TASK REQUIREMENTS: Scan the lines below for the string "that" and report how many lines contain it, giving only the number.

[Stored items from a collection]

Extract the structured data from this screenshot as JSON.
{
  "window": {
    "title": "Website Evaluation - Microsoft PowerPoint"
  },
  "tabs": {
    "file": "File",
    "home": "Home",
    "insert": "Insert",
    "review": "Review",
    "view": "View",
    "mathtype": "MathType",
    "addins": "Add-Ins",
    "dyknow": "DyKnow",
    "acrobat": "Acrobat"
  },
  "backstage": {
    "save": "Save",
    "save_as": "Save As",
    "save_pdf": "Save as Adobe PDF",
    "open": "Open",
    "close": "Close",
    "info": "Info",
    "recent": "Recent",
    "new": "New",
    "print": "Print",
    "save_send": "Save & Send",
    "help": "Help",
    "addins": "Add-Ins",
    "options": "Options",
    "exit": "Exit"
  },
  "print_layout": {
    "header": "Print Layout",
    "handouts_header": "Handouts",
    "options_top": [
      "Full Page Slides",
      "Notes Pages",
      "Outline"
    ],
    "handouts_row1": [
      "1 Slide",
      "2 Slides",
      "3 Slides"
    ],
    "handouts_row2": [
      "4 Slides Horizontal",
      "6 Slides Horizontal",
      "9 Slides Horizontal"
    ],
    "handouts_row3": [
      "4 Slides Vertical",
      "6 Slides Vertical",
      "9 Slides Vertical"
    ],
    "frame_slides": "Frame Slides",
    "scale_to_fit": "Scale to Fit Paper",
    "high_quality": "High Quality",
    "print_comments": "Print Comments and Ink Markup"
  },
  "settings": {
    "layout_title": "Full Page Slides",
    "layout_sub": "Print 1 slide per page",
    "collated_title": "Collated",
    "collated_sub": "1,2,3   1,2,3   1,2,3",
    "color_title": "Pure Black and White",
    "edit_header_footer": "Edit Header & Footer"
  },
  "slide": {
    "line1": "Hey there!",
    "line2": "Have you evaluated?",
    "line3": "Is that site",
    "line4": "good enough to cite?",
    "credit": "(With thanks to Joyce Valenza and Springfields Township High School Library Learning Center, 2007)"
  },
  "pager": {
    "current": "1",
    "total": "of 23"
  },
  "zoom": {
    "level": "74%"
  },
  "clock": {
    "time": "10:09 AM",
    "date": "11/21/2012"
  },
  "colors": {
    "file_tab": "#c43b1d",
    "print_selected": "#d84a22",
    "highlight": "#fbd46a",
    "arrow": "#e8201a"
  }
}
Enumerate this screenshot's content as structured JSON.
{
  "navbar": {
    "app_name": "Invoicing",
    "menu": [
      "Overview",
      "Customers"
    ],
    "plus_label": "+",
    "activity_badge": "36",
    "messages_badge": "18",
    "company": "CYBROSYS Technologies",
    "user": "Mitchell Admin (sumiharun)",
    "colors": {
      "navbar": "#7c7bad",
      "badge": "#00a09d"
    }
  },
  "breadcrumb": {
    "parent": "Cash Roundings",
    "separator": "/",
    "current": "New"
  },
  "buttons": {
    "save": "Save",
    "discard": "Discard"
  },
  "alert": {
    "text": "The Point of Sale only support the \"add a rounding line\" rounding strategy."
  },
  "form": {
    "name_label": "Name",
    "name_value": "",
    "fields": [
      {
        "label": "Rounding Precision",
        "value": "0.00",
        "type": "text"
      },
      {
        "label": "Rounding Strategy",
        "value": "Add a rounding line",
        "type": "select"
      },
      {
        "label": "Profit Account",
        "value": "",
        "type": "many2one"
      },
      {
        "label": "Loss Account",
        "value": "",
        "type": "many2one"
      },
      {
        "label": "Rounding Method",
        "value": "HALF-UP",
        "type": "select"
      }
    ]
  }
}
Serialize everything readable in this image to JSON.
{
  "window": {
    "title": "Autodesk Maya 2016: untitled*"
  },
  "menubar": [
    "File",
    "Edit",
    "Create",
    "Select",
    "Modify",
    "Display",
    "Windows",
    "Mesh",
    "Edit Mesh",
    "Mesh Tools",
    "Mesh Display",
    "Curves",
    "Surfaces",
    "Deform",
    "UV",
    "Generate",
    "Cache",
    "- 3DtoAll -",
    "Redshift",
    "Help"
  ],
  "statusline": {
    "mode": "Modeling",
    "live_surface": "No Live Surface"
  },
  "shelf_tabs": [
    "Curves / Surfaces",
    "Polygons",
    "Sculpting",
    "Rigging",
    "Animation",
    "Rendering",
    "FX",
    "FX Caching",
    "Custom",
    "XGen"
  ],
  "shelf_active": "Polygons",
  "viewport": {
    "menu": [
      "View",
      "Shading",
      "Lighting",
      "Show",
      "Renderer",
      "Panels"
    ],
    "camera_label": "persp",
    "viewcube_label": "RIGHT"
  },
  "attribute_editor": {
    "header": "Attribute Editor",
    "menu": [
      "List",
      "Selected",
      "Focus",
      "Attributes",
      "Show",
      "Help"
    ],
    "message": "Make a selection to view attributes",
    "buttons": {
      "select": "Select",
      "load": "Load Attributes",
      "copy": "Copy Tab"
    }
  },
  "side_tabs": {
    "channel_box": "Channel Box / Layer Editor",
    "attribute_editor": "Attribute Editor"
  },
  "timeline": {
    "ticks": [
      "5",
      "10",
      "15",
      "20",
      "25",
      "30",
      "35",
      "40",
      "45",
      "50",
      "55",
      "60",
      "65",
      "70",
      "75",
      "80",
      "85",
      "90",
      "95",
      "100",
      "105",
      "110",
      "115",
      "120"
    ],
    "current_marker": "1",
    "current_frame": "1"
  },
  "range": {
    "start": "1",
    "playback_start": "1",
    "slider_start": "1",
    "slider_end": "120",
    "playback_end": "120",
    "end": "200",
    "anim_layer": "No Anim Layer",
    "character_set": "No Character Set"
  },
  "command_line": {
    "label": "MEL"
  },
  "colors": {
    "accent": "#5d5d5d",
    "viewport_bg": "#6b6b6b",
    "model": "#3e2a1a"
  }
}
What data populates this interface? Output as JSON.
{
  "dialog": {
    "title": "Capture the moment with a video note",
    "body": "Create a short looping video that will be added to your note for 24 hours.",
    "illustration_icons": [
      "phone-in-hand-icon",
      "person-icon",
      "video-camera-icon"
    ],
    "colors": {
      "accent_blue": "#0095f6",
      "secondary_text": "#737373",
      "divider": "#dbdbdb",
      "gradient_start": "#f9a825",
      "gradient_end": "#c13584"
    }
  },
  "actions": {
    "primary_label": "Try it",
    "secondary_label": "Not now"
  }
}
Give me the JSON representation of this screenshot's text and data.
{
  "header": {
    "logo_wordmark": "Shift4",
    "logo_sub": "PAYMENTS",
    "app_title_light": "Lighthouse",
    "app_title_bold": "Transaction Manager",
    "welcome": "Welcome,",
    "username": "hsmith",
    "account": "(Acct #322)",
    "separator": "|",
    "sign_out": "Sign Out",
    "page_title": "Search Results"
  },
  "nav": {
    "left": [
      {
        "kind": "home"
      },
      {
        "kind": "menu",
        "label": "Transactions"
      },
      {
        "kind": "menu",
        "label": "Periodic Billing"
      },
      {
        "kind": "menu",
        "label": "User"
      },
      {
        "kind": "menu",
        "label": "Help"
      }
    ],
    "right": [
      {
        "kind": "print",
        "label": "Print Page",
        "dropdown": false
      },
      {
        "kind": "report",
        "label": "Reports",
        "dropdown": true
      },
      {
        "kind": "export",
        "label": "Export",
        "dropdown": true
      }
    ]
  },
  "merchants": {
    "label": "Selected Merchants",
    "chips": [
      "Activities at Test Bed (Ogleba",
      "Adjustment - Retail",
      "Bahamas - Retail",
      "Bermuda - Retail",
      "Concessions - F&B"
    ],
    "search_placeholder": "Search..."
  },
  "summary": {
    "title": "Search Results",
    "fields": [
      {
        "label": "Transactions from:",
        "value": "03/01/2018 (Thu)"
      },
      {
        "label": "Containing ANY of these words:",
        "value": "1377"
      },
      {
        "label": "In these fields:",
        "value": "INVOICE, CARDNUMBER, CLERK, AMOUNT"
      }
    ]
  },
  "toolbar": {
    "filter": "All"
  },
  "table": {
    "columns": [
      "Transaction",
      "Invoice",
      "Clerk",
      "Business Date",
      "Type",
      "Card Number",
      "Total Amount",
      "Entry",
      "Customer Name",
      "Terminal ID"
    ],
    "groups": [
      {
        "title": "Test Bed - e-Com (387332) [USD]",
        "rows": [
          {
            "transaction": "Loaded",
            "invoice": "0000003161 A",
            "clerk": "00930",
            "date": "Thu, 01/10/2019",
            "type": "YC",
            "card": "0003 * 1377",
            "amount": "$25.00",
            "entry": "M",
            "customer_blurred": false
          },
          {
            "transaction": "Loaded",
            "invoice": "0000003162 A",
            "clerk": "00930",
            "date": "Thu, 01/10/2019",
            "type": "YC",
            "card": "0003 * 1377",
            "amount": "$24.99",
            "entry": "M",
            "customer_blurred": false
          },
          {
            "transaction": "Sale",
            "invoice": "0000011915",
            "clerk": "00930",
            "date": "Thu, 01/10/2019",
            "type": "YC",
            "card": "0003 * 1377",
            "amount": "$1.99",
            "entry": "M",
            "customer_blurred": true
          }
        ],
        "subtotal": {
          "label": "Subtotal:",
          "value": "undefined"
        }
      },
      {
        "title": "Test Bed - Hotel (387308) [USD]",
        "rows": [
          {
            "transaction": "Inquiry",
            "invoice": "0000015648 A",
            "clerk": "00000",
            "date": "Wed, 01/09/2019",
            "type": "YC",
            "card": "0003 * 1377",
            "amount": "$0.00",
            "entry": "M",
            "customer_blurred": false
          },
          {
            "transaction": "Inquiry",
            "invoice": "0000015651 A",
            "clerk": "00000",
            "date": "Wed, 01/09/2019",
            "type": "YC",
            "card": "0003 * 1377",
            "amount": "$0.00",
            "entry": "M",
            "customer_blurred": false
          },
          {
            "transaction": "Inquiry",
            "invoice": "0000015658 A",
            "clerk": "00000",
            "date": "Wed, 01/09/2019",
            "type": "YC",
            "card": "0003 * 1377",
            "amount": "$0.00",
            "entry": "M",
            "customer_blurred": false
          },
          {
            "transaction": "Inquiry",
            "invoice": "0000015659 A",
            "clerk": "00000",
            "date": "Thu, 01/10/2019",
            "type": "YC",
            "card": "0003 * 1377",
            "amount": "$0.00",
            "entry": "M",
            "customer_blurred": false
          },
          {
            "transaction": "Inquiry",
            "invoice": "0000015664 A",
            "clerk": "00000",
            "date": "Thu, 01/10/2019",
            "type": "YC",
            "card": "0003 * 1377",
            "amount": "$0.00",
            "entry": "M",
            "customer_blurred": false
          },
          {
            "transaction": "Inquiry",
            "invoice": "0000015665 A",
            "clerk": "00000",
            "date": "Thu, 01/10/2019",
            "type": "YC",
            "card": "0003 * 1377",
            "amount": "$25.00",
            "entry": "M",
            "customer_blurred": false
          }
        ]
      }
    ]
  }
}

EXERCISE SOLUTION: 2